WORK TO DO:
a. Summarize the review of Blood in the Face in two sentences.
b. Write the next part of the review of Blood in the Face, picking up after its final sentence.

Blood in the Face is a book and movie combo about white supremacy under the direction of James Ridgeway, who writes for the Village Voice in New York City.
The book covers general trends in white supremacy over the last century, while the movie documents a single white supremacist conference held in rural Michigan in 1990. Between the two, the creators paint a sketchy picture of these movements which offers a lot of good information but not much understanding of the roots of racism, national oppression and the material basis for fascism in Amerika.
Taking something of a zoo-goer's approach, these efforts tend to look at the masses of white supremacists as alienated deviants, manipulated and duped by greater powers. According to this romantic (and common) view, working class whites don't benefit from white supremacy, but are themselves victims of it.
For example, the book emphasizes the leadership of powerful monopolists such as Henry Ford, who was the "main publicist" of Jewish conspiracy theories in the 1920s. Ridgeway quotes Adolf Hitler as saying, "I wish I could send some of my shock troops to Chicago and other big American cities to help in the elections ... We look to Heinrich Ford as the leader of the growing fascist movement in America...... (p.43)
Although Ridgeway & Co. place too much emphasis on the demagogic leaders of white supremacist movements, they correctly warn of the increasing tendency toward openly fascist organization among white workers, most of them originally "normal" people, not freaks.
One Nazi tool-and-die worker from a Michigan auto Plant tells the filmmakers: "We're just common people, working class people, everyday all-American people ... and we've realized that the only thing we've got to thank for the position we're in is our white culture, and we're not going to let it be destroyed by any sub-human trash."
Theoretician Bob Miles--a former Republican party leader, insurance executive, and official in the George Wallace presidential campaign in 1968 (p. 22)-- explains in the Film that white supremacist converts "will come from the working class, and that's where our strength is even today. When we had 2,000 members of the Klan in Michigan back in 1970, the bulk of our people came out of the auto factories ... that's not the upper class, that's the working class."
The book includes a fairly complete genealogy of supremacist groups going back to the original KKK, which, although useful, serves to create an artificially sharp distinction between the open white supremacists and the mainstream of Amerikan politics.

DATA LINES:
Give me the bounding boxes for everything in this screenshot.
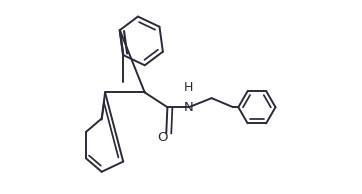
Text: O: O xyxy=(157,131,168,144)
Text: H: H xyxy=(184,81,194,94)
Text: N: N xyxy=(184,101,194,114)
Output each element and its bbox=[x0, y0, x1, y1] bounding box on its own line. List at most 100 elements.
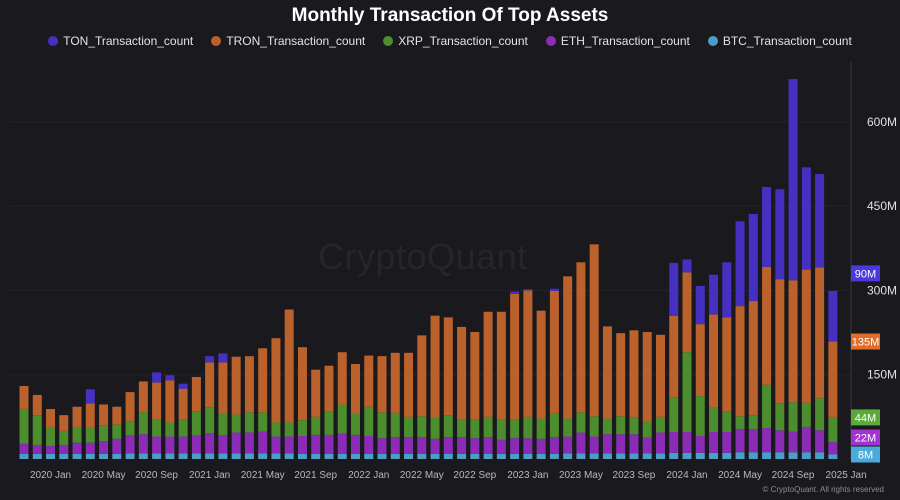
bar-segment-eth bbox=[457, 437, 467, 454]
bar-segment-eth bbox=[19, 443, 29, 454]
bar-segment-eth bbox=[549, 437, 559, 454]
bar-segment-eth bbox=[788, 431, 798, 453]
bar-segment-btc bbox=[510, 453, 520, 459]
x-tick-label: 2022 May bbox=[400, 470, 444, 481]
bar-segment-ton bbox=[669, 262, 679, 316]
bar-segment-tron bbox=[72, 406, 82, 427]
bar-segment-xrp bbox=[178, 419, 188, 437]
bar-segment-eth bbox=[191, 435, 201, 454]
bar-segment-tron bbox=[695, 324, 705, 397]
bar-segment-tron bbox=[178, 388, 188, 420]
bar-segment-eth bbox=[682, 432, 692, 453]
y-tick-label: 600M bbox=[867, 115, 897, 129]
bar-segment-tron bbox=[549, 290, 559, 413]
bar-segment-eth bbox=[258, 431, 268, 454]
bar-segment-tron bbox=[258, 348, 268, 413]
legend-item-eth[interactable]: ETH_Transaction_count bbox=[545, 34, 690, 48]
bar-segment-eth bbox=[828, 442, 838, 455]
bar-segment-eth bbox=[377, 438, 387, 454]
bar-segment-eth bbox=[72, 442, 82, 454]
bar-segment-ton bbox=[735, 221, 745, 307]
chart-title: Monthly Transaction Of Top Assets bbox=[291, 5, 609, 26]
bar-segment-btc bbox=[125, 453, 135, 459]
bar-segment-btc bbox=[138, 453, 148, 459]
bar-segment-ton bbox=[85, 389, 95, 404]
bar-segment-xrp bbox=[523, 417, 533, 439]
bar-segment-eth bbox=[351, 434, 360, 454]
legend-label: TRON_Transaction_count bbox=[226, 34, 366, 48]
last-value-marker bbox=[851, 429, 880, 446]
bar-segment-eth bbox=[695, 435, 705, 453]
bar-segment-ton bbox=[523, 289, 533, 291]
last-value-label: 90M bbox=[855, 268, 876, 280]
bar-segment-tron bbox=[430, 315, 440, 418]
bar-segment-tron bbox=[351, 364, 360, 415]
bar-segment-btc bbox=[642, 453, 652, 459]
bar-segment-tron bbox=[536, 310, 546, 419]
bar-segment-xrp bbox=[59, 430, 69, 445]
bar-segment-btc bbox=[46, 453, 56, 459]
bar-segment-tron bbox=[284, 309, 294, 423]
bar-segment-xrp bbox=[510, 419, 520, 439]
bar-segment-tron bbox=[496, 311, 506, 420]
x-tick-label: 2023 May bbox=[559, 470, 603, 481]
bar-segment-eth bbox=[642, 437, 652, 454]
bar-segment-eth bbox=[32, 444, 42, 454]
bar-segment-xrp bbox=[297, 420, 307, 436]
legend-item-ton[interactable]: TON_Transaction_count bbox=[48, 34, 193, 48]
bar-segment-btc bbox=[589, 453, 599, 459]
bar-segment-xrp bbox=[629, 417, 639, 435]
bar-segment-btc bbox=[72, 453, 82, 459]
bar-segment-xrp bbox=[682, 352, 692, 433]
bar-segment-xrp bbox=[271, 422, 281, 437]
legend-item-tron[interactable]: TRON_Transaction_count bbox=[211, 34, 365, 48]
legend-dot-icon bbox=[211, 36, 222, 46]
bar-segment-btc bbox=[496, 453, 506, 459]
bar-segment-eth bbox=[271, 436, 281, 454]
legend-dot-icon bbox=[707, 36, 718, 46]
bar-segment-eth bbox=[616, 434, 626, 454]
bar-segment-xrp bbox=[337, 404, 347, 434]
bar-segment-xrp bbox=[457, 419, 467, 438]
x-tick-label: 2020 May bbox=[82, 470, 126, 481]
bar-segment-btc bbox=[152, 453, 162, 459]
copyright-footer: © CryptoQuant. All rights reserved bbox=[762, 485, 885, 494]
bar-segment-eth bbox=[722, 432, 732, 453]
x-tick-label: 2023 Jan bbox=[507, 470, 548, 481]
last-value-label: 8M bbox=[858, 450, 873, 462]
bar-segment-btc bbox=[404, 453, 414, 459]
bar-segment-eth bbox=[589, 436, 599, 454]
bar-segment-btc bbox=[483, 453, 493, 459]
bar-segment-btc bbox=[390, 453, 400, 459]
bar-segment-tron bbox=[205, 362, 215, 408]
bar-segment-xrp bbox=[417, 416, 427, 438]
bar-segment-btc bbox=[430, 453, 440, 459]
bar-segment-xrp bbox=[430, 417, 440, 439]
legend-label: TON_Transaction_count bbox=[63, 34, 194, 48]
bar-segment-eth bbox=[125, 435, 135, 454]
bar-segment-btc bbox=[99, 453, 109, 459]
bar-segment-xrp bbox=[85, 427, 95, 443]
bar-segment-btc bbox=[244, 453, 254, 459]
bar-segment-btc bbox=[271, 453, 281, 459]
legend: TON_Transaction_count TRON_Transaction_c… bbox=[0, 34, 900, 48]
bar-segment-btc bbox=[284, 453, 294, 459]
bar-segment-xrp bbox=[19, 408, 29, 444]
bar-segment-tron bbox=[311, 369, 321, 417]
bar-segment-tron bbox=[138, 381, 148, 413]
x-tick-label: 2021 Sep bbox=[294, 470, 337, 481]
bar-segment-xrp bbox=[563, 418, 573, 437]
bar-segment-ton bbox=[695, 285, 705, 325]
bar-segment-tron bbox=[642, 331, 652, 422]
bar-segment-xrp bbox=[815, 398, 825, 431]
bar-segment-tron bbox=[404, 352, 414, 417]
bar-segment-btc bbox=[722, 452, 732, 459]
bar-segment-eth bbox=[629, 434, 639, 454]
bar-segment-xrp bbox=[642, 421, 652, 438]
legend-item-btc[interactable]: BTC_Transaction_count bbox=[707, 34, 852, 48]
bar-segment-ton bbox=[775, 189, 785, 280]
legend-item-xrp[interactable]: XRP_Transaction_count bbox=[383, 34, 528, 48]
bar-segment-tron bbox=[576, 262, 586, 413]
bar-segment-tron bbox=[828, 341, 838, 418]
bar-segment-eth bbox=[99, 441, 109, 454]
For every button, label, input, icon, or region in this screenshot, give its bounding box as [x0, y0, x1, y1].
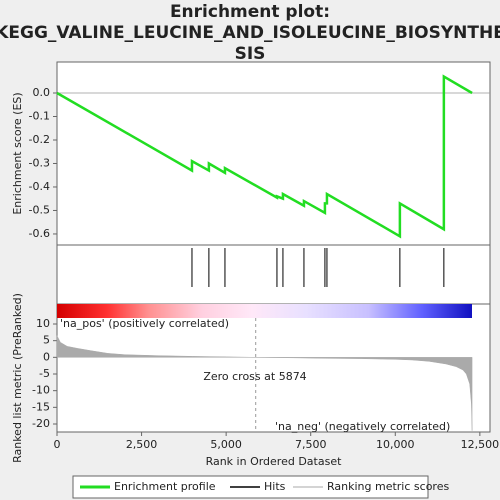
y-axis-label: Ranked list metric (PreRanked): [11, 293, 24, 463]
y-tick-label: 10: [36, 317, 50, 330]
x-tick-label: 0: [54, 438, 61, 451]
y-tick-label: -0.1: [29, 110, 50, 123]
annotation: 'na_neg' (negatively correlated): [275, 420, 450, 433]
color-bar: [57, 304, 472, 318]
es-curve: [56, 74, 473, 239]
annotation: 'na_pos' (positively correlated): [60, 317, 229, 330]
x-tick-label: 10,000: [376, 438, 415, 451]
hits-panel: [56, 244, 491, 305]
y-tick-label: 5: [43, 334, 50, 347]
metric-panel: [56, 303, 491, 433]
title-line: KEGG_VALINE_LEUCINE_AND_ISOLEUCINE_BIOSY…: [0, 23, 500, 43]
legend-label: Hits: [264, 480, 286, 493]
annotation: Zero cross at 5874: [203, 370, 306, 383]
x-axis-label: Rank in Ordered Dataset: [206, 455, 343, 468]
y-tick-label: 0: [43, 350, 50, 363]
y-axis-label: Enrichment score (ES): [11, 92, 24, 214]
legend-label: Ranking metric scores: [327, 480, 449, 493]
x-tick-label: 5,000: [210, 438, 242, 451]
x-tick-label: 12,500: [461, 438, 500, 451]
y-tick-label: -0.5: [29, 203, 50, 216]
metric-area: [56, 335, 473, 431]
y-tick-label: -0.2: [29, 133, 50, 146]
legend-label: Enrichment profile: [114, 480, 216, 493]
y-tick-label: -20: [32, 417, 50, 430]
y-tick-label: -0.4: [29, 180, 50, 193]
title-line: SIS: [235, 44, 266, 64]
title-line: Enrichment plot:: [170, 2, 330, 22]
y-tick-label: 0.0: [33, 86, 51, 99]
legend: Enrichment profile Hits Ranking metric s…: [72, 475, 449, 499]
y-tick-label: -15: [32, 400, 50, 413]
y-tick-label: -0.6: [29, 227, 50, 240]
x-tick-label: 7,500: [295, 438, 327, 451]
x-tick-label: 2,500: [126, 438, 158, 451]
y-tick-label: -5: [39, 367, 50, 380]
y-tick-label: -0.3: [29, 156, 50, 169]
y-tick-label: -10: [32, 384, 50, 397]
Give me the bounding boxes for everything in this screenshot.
...
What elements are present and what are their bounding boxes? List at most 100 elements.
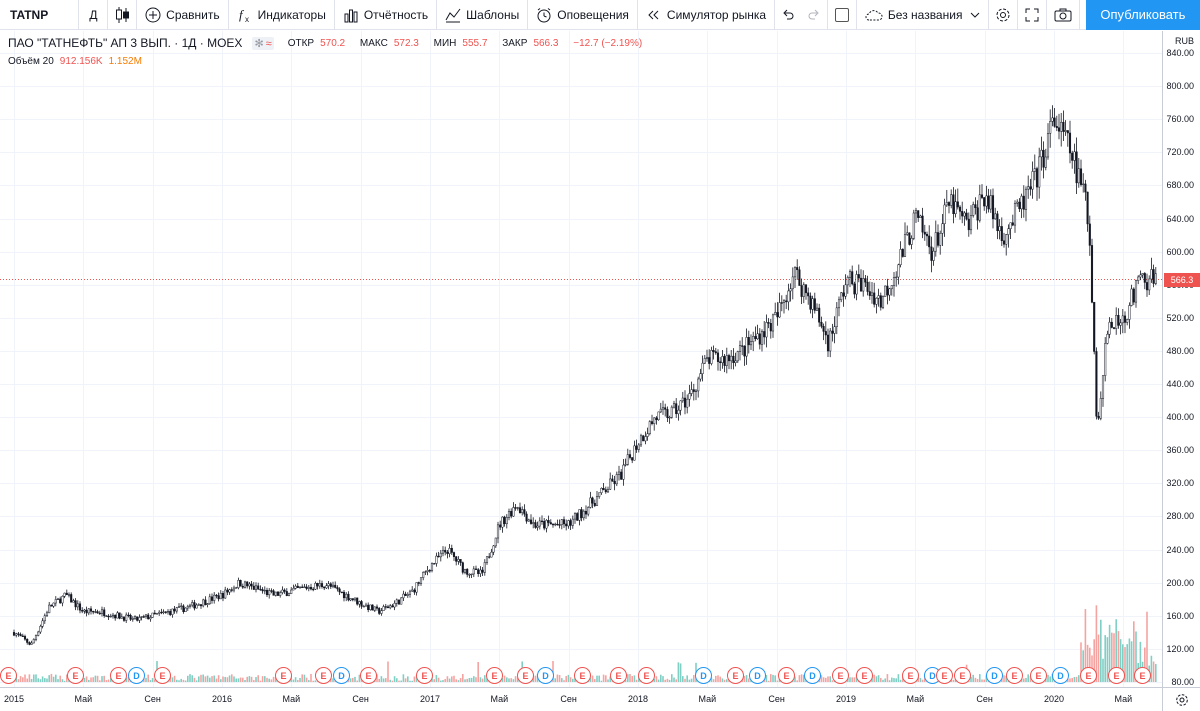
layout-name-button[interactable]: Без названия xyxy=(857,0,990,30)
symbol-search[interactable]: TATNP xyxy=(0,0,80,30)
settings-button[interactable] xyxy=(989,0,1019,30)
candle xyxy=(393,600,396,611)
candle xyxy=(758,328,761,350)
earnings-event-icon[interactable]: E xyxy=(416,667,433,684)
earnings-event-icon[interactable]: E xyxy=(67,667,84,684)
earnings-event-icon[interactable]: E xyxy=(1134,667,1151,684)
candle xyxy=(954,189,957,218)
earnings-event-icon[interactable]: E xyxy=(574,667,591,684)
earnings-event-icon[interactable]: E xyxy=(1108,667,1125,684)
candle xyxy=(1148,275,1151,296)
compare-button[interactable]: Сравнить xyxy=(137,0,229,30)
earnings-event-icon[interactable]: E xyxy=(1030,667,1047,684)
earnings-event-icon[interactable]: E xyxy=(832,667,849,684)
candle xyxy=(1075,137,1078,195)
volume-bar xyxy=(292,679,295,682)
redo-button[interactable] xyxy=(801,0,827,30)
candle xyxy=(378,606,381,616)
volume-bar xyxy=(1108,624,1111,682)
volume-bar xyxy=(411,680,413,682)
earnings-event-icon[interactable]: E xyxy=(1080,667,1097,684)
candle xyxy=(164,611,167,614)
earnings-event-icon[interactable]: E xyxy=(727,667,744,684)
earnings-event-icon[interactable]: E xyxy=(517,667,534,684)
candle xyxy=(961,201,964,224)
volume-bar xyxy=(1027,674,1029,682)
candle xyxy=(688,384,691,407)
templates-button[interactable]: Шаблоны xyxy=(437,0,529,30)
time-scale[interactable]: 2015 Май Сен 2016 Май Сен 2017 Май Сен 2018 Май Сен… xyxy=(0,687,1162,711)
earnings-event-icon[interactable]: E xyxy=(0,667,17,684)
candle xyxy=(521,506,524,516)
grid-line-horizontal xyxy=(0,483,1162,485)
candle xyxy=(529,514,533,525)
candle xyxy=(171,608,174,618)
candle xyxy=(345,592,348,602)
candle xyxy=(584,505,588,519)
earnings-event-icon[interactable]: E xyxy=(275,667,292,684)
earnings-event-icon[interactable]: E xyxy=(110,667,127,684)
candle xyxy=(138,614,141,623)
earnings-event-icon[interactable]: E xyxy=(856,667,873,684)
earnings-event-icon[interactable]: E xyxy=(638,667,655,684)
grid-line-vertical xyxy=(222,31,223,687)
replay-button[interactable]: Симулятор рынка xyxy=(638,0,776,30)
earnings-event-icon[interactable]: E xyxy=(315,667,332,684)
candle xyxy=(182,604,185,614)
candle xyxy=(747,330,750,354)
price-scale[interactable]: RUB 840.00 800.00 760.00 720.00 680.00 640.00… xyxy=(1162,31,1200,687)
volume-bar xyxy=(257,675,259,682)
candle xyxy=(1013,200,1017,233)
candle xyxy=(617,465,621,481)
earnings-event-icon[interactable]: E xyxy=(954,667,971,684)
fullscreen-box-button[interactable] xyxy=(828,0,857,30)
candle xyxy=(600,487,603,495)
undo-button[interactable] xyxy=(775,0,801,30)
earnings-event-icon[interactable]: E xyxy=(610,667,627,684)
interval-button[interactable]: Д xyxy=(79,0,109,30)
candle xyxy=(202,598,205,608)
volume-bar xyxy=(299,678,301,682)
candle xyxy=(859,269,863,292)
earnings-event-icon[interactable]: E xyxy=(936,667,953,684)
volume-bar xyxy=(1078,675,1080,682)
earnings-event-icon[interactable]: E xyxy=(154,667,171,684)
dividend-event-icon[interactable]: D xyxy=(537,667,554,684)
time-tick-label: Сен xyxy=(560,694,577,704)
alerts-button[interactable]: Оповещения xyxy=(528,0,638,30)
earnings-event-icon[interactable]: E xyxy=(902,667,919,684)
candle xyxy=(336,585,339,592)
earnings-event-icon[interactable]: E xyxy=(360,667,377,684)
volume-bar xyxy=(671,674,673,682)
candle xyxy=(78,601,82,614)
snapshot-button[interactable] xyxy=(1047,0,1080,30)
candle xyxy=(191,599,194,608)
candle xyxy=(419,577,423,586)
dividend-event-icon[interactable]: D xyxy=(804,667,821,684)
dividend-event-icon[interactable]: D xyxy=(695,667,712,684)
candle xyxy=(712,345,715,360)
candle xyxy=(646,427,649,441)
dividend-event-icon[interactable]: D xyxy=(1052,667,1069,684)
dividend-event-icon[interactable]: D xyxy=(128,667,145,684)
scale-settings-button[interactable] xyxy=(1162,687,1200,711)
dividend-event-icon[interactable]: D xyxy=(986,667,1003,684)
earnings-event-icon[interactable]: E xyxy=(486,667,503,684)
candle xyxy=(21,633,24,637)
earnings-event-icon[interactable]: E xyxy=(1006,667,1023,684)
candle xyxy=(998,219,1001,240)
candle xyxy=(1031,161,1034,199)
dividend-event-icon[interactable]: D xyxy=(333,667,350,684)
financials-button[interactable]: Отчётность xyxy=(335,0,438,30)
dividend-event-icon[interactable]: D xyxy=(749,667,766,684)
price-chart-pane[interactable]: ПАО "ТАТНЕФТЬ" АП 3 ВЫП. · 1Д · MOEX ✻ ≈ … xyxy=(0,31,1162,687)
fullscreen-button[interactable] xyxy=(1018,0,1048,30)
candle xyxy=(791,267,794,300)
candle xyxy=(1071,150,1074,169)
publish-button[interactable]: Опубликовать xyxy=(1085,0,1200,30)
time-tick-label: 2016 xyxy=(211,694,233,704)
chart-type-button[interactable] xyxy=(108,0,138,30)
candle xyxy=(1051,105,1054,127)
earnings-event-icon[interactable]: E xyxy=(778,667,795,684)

ANSWERS TO THE TASKS:
a. Blood in the Face, directed by Village Voice writer James Ridgeway, pairs a book on general trends in white supremacy over the last century with a movie documenting a 1990 white supremacist conference in rural Michigan. The review finds that it offers a lot of good information but little understanding of the roots of racism and overstresses demagogic leaders, though it correctly warns of a growing tendency toward openly fascist organization among white workers.

b.
George Wallace was "pro-labor" for white people, and the Southern white working class supported him almost entirely. He won 77% of all working class votes in Birmingham, Alabama in the 1968 election. (That support was echoed by David Duke followers in last year's governor's race in Louisiana.) The failure of white industrial unions in the South is in fact largely due to the national leadership's shift toward integrationism during the Civil Rights Movement(1)
When the Montgomery carpenters' union in 1956 erected a gallows in the city's downtown, and hung the NAACP in effigy, the structure bore the sign, "Built by Organized Labor."(2)
The effects of openly white supremacist movements on the political mainstream are important, and for that reason it's not useless to document the groups and leaders Ridgeway & Co. focus on. Counting 3,000 violent racist incidents between 1980 and 1986--including 138 attempted or successful bombings (p. 24)--is worthwhile, even the producers and writers of Blood in the Face arbitrarily leave out countless acts of police brutality and common exploitation.
Ridgeway does deal with supremacist splits, especially over the issue of "going mainstream" as practiced by Duke. Some supremacists see Duke as a hopeless liberal sell-out, while others see his incursion into electoral politics as good strategy.
The relationship between openly fascist groups and mainstream politics is usually ignored. In the mid-1920s there were 3-4 million Klan members.(p.34) Now there are less. But is white supremacy any weaker? Ask Rodney King. That's the link missing here.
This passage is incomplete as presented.